- _Written task_:
Copy each line of the records that contains the word "RMKe".

[Items from a data source]
------------
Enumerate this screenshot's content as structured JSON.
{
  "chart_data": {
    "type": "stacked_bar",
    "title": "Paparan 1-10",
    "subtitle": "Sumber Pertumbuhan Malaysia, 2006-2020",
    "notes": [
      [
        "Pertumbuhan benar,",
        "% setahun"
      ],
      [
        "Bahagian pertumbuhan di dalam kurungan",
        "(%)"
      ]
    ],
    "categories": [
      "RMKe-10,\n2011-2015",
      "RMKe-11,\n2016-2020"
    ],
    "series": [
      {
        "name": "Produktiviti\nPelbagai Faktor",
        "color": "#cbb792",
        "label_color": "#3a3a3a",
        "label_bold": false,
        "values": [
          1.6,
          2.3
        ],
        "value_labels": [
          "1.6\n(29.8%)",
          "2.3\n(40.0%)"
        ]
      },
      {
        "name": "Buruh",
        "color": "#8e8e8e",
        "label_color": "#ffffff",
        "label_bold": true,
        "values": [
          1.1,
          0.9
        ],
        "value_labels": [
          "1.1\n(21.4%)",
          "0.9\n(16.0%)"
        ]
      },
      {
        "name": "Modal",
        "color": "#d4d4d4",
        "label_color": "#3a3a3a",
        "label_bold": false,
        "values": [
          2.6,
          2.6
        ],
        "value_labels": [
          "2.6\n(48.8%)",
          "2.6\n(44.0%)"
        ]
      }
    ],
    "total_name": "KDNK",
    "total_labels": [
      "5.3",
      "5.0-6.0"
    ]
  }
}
------------
- _Answer in full_:
      "RMKe-10,\n2011-2015",
      "RMKe-11,\n2016-2020"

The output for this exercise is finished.